• _RECORDS SUPPLIED_
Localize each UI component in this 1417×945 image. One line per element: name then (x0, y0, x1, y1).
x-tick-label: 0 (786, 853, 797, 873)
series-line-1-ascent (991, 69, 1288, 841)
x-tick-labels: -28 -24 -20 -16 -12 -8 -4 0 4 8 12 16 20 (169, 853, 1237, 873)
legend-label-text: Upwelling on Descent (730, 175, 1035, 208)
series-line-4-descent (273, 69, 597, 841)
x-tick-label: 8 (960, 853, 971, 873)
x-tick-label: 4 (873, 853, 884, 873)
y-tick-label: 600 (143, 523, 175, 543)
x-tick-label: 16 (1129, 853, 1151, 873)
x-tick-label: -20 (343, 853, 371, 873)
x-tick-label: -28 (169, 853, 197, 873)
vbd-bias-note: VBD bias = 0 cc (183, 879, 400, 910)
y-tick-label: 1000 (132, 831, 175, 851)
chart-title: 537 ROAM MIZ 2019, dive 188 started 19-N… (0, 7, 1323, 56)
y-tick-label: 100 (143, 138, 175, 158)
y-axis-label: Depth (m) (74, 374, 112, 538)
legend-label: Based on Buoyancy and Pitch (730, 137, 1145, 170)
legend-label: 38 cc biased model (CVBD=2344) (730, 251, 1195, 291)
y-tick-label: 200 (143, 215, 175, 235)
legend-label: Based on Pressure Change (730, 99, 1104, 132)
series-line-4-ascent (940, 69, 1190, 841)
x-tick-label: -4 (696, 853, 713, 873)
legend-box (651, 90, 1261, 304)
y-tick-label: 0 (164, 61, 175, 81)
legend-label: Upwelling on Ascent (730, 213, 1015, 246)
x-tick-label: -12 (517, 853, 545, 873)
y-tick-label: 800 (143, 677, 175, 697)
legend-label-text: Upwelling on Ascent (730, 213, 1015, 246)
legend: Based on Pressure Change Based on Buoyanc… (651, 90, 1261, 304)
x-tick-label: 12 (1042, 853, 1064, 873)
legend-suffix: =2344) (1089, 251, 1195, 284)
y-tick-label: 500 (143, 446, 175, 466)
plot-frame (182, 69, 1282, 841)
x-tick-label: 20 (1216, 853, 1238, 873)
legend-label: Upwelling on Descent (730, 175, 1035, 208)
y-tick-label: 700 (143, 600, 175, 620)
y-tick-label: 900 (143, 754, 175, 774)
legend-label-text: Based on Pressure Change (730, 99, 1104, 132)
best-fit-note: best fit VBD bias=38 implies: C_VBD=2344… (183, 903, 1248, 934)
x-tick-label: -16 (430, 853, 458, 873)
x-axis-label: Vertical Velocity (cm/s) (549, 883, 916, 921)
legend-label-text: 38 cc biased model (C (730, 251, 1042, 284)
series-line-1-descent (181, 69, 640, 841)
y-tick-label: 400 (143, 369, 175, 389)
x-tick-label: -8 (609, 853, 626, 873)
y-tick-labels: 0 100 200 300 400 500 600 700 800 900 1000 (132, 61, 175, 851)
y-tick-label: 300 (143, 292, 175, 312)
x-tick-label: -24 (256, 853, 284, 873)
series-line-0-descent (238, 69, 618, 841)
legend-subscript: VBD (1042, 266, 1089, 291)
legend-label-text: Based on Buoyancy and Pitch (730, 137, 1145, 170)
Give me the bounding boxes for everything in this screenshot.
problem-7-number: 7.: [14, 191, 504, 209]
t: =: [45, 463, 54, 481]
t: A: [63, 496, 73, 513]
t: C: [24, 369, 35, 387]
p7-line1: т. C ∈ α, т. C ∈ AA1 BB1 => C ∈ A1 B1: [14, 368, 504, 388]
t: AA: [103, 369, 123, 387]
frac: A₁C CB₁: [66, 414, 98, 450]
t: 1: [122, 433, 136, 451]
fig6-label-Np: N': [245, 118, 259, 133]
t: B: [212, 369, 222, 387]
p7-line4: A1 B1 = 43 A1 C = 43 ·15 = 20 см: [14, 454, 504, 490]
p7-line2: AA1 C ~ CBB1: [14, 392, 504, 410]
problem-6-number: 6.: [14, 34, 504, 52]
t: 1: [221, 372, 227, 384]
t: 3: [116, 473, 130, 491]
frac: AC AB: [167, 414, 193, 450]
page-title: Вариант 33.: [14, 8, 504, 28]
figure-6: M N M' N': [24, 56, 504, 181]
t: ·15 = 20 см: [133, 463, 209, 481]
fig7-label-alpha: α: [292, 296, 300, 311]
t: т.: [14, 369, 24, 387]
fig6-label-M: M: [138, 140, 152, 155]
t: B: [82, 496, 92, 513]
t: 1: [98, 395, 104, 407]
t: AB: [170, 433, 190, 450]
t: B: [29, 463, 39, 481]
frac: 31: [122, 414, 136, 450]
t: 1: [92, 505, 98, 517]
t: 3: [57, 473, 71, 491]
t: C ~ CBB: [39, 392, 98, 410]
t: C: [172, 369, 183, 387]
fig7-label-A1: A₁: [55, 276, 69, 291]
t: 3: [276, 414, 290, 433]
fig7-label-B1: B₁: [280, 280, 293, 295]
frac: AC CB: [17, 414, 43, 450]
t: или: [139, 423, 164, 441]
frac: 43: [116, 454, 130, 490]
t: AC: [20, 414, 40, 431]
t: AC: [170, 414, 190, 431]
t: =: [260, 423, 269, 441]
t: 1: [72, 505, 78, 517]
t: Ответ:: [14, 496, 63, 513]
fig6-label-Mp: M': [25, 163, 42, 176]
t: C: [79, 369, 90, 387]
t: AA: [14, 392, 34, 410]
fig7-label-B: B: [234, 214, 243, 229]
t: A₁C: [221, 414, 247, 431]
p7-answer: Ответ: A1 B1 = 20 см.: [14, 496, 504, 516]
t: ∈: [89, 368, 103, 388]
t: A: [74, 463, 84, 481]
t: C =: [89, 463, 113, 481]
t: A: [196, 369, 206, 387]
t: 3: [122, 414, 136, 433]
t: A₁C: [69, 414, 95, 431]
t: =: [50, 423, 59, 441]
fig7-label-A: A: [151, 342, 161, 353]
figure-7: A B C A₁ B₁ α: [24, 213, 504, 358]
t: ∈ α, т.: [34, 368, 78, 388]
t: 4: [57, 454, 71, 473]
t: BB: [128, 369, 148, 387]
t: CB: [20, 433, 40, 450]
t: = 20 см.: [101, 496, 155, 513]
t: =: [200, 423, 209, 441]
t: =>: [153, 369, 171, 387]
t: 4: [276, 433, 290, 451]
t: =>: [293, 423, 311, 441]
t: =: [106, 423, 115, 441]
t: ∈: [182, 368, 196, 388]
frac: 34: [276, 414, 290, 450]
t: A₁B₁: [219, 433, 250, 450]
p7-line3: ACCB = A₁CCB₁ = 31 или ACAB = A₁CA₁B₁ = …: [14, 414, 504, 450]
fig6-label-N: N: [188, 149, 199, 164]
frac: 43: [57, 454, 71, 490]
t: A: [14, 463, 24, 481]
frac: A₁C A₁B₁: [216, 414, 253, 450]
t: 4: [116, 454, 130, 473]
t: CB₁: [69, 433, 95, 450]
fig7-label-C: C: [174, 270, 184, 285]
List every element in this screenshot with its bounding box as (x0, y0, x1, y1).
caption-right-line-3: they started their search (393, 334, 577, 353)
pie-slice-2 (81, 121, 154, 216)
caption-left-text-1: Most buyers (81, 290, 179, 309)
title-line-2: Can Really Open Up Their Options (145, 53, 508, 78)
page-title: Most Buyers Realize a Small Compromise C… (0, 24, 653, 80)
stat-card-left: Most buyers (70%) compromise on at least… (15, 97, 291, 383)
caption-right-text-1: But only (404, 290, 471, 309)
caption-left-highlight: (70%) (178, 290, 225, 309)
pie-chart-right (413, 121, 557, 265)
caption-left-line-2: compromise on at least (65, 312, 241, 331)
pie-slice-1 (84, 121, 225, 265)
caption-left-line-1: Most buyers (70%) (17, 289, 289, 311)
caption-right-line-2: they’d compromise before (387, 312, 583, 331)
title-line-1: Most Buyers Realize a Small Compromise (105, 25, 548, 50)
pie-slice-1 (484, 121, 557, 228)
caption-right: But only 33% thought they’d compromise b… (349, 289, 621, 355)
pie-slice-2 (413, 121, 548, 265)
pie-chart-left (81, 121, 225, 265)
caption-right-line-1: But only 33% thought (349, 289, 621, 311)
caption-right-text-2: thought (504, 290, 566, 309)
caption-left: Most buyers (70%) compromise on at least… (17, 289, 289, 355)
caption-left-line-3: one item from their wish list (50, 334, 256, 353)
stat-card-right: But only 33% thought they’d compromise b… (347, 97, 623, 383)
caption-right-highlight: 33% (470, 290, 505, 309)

• _TASK DIRECTIONS_
Reproduce the listing above verbatim, beginning with its first line and ending with the line that contains "legend-box (651, 90, 1261, 304)", inclusive.

• _RESULT_
Localize each UI component in this 1417×945 image. One line per element: name then (x0, y0, x1, y1).
x-tick-label: 0 (786, 853, 797, 873)
series-line-1-ascent (991, 69, 1288, 841)
x-tick-labels: -28 -24 -20 -16 -12 -8 -4 0 4 8 12 16 20 (169, 853, 1237, 873)
legend-label-text: Upwelling on Descent (730, 175, 1035, 208)
series-line-4-descent (273, 69, 597, 841)
x-tick-label: 8 (960, 853, 971, 873)
x-tick-label: 4 (873, 853, 884, 873)
y-tick-label: 600 (143, 523, 175, 543)
x-tick-label: 16 (1129, 853, 1151, 873)
x-tick-label: -20 (343, 853, 371, 873)
x-tick-label: -28 (169, 853, 197, 873)
vbd-bias-note: VBD bias = 0 cc (183, 879, 400, 910)
y-tick-label: 1000 (132, 831, 175, 851)
chart-title: 537 ROAM MIZ 2019, dive 188 started 19-N… (0, 7, 1323, 56)
y-tick-label: 100 (143, 138, 175, 158)
y-axis-label: Depth (m) (74, 374, 112, 538)
legend-label: Based on Buoyancy and Pitch (730, 137, 1145, 170)
legend-label: 38 cc biased model (CVBD=2344) (730, 251, 1195, 291)
y-tick-label: 200 (143, 215, 175, 235)
legend-label: Based on Pressure Change (730, 99, 1104, 132)
series-line-4-ascent (940, 69, 1190, 841)
x-tick-label: -4 (696, 853, 713, 873)
legend-box (651, 90, 1261, 304)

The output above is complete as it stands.